--- start of Input records ---

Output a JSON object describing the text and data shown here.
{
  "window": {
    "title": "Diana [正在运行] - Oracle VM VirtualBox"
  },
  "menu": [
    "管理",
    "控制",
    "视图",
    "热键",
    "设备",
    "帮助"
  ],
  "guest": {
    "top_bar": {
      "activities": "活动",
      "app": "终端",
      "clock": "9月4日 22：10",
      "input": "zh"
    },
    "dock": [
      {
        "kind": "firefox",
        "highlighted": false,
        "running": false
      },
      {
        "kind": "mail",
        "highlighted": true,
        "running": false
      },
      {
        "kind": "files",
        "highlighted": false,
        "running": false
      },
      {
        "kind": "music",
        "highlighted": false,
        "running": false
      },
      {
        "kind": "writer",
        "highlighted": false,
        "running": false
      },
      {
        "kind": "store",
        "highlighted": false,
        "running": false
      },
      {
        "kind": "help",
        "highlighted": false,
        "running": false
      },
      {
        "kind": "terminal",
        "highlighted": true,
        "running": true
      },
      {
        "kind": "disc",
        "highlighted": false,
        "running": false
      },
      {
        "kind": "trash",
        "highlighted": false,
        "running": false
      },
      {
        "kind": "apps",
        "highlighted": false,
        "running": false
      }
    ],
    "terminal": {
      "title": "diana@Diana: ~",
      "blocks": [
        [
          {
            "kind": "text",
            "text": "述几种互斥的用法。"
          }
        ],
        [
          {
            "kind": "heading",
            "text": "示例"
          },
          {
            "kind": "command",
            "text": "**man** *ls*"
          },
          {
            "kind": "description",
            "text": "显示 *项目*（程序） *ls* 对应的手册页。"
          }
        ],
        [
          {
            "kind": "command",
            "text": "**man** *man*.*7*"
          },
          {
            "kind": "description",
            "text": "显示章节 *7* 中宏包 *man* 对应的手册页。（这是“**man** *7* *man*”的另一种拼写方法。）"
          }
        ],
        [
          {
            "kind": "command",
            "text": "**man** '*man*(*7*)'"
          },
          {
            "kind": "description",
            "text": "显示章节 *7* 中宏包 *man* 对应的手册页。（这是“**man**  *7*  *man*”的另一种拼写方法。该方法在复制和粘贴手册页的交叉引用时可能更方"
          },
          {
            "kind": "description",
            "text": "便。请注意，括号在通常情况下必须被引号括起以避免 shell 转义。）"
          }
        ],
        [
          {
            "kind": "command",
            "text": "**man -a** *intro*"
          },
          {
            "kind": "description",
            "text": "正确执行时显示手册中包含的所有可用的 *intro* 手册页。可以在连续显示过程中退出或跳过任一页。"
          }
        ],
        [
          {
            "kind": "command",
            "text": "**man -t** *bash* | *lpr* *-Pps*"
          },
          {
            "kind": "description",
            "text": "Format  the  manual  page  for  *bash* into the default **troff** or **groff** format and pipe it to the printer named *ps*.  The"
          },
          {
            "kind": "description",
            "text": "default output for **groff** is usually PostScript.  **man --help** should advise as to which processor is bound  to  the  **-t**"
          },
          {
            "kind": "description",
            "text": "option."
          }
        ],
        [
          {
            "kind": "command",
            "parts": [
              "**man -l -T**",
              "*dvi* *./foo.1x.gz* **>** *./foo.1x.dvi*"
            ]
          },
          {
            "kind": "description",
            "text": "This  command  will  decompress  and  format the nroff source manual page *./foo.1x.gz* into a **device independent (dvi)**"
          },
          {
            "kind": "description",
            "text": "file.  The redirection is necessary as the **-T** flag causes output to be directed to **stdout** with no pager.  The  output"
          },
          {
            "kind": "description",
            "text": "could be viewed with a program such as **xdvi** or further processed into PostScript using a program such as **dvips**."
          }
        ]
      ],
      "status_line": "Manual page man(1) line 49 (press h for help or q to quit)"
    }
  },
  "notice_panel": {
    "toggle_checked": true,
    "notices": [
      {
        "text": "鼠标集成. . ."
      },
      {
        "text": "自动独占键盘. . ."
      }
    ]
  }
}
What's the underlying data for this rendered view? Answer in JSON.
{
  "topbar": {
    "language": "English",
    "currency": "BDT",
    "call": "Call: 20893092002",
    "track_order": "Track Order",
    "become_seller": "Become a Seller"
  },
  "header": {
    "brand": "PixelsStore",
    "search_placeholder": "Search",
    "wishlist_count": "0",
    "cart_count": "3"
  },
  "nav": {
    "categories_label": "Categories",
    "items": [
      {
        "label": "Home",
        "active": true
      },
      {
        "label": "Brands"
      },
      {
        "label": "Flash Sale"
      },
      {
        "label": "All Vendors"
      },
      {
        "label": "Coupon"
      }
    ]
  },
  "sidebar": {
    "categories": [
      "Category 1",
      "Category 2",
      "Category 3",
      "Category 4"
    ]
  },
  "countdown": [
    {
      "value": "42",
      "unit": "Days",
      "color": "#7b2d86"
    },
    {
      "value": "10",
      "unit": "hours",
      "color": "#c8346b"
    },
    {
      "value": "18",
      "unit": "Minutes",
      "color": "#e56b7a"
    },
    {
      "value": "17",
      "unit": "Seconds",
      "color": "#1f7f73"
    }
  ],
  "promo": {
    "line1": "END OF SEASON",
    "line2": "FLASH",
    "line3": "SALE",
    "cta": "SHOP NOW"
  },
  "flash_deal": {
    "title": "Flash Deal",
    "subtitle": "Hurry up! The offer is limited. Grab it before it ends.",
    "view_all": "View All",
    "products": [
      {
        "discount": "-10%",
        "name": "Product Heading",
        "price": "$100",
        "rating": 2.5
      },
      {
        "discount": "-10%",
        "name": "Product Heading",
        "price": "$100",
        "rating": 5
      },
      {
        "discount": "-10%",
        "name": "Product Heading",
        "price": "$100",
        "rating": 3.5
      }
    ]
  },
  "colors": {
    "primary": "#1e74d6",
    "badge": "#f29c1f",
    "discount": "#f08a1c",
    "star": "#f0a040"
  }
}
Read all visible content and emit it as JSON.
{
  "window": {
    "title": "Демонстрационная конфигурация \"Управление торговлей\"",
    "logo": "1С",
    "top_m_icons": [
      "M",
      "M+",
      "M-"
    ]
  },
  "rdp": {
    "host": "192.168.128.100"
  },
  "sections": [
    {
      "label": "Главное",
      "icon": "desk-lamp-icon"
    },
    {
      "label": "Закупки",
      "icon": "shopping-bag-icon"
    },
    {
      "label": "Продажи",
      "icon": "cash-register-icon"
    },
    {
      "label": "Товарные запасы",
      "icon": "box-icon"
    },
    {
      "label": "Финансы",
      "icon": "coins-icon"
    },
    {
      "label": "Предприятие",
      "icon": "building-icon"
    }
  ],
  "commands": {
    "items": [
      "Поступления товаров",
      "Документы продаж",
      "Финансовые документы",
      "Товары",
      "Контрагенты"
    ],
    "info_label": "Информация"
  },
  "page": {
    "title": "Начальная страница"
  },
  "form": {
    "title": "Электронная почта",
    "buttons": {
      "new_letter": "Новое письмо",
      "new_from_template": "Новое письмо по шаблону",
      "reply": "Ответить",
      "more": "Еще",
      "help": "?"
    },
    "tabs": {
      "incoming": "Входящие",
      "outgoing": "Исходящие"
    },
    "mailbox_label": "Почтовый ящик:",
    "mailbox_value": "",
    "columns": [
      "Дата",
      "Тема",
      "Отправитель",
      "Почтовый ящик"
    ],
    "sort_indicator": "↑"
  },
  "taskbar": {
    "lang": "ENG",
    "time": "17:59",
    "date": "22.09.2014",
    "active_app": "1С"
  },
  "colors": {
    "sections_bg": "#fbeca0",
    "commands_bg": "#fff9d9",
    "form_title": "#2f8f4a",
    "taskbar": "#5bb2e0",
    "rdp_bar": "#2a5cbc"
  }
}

--- end of Input records ---

Write out all of the records once more, exactly.

Output a JSON object describing the text and data shown here.
{
  "window": {
    "title": "Diana [正在运行] - Oracle VM VirtualBox"
  },
  "menu": [
    "管理",
    "控制",
    "视图",
    "热键",
    "设备",
    "帮助"
  ],
  "guest": {
    "top_bar": {
      "activities": "活动",
      "app": "终端",
      "clock": "9月4日 22：10",
      "input": "zh"
    },
    "dock": [
      {
        "kind": "firefox",
        "highlighted": false,
        "running": false
      },
      {
        "kind": "mail",
        "highlighted": true,
        "running": false
      },
      {
        "kind": "files",
        "highlighted": false,
        "running": false
      },
      {
        "kind": "music",
        "highlighted": false,
        "running": false
      },
      {
        "kind": "writer",
        "highlighted": false,
        "running": false
      },
      {
        "kind": "store",
        "highlighted": false,
        "running": false
      },
      {
        "kind": "help",
        "highlighted": false,
        "running": false
      },
      {
        "kind": "terminal",
        "highlighted": true,
        "running": true
      },
      {
        "kind": "disc",
        "highlighted": false,
        "running": false
      },
      {
        "kind": "trash",
        "highlighted": false,
        "running": false
      },
      {
        "kind": "apps",
        "highlighted": false,
        "running": false
      }
    ],
    "terminal": {
      "title": "diana@Diana: ~",
      "blocks": [
        [
          {
            "kind": "text",
            "text": "述几种互斥的用法。"
          }
        ],
        [
          {
            "kind": "heading",
            "text": "示例"
          },
          {
            "kind": "command",
            "text": "**man** *ls*"
          },
          {
            "kind": "description",
            "text": "显示 *项目*（程序） *ls* 对应的手册页。"
          }
        ],
        [
          {
            "kind": "command",
            "text": "**man** *man*.*7*"
          },
          {
            "kind": "description",
            "text": "显示章节 *7* 中宏包 *man* 对应的手册页。（这是“**man** *7* *man*”的另一种拼写方法。）"
          }
        ],
        [
          {
            "kind": "command",
            "text": "**man** '*man*(*7*)'"
          },
          {
            "kind": "description",
            "text": "显示章节 *7* 中宏包 *man* 对应的手册页。（这是“**man**  *7*  *man*”的另一种拼写方法。该方法在复制和粘贴手册页的交叉引用时可能更方"
          },
          {
            "kind": "description",
            "text": "便。请注意，括号在通常情况下必须被引号括起以避免 shell 转义。）"
          }
        ],
        [
          {
            "kind": "command",
            "text": "**man -a** *intro*"
          },
          {
            "kind": "description",
            "text": "正确执行时显示手册中包含的所有可用的 *intro* 手册页。可以在连续显示过程中退出或跳过任一页。"
          }
        ],
        [
          {
            "kind": "command",
            "text": "**man -t** *bash* | *lpr* *-Pps*"
          },
          {
            "kind": "description",
            "text": "Format  the  manual  page  for  *bash* into the default **troff** or **groff** format and pipe it to the printer named *ps*.  The"
          },
          {
            "kind": "description",
            "text": "default output for **groff** is usually PostScript.  **man --help** should advise as to which processor is bound  to  the  **-t**"
          },
          {
            "kind": "description",
            "text": "option."
          }
        ],
        [
          {
            "kind": "command",
            "parts": [
              "**man -l -T**",
              "*dvi* *./foo.1x.gz* **>** *./foo.1x.dvi*"
            ]
          },
          {
            "kind": "description",
            "text": "This  command  will  decompress  and  format the nroff source manual page *./foo.1x.gz* into a **device independent (dvi)**"
          },
          {
            "kind": "description",
            "text": "file.  The redirection is necessary as the **-T** flag causes output to be directed to **stdout** with no pager.  The  output"
          },
          {
            "kind": "description",
            "text": "could be viewed with a program such as **xdvi** or further processed into PostScript using a program such as **dvips**."
          }
        ]
      ],
      "status_line": "Manual page man(1) line 49 (press h for help or q to quit)"
    }
  },
  "notice_panel": {
    "toggle_checked": true,
    "notices": [
      {
        "text": "鼠标集成. . ."
      },
      {
        "text": "自动独占键盘. . ."
      }
    ]
  }
}
What's the underlying data for this rendered view? Answer in JSON.
{
  "topbar": {
    "language": "English",
    "currency": "BDT",
    "call": "Call: 20893092002",
    "track_order": "Track Order",
    "become_seller": "Become a Seller"
  },
  "header": {
    "brand": "PixelsStore",
    "search_placeholder": "Search",
    "wishlist_count": "0",
    "cart_count": "3"
  },
  "nav": {
    "categories_label": "Categories",
    "items": [
      {
        "label": "Home",
        "active": true
      },
      {
        "label": "Brands"
      },
      {
        "label": "Flash Sale"
      },
      {
        "label": "All Vendors"
      },
      {
        "label": "Coupon"
      }
    ]
  },
  "sidebar": {
    "categories": [
      "Category 1",
      "Category 2",
      "Category 3",
      "Category 4"
    ]
  },
  "countdown": [
    {
      "value": "42",
      "unit": "Days",
      "color": "#7b2d86"
    },
    {
      "value": "10",
      "unit": "hours",
      "color": "#c8346b"
    },
    {
      "value": "18",
      "unit": "Minutes",
      "color": "#e56b7a"
    },
    {
      "value": "17",
      "unit": "Seconds",
      "color": "#1f7f73"
    }
  ],
  "promo": {
    "line1": "END OF SEASON",
    "line2": "FLASH",
    "line3": "SALE",
    "cta": "SHOP NOW"
  },
  "flash_deal": {
    "title": "Flash Deal",
    "subtitle": "Hurry up! The offer is limited. Grab it before it ends.",
    "view_all": "View All",
    "products": [
      {
        "discount": "-10%",
        "name": "Product Heading",
        "price": "$100",
        "rating": 2.5
      },
      {
        "discount": "-10%",
        "name": "Product Heading",
        "price": "$100",
        "rating": 5
      },
      {
        "discount": "-10%",
        "name": "Product Heading",
        "price": "$100",
        "rating": 3.5
      }
    ]
  },
  "colors": {
    "primary": "#1e74d6",
    "badge": "#f29c1f",
    "discount": "#f08a1c",
    "star": "#f0a040"
  }
}
Read all visible content and emit it as JSON.
{
  "window": {
    "title": "Демонстрационная конфигурация \"Управление торговлей\"",
    "logo": "1С",
    "top_m_icons": [
      "M",
      "M+",
      "M-"
    ]
  },
  "rdp": {
    "host": "192.168.128.100"
  },
  "sections": [
    {
      "label": "Главное",
      "icon": "desk-lamp-icon"
    },
    {
      "label": "Закупки",
      "icon": "shopping-bag-icon"
    },
    {
      "label": "Продажи",
      "icon": "cash-register-icon"
    },
    {
      "label": "Товарные запасы",
      "icon": "box-icon"
    },
    {
      "label": "Финансы",
      "icon": "coins-icon"
    },
    {
      "label": "Предприятие",
      "icon": "building-icon"
    }
  ],
  "commands": {
    "items": [
      "Поступления товаров",
      "Документы продаж",
      "Финансовые документы",
      "Товары",
      "Контрагенты"
    ],
    "info_label": "Информация"
  },
  "page": {
    "title": "Начальная страница"
  },
  "form": {
    "title": "Электронная почта",
    "buttons": {
      "new_letter": "Новое письмо",
      "new_from_template": "Новое письмо по шаблону",
      "reply": "Ответить",
      "more": "Еще",
      "help": "?"
    },
    "tabs": {
      "incoming": "Входящие",
      "outgoing": "Исходящие"
    },
    "mailbox_label": "Почтовый ящик:",
    "mailbox_value": "",
    "columns": [
      "Дата",
      "Тема",
      "Отправитель",
      "Почтовый ящик"
    ],
    "sort_indicator": "↑"
  },
  "taskbar": {
    "lang": "ENG",
    "time": "17:59",
    "date": "22.09.2014",
    "active_app": "1С"
  },
  "colors": {
    "sections_bg": "#fbeca0",
    "commands_bg": "#fff9d9",
    "form_title": "#2f8f4a",
    "taskbar": "#5bb2e0",
    "rdp_bar": "#2a5cbc"
  }
}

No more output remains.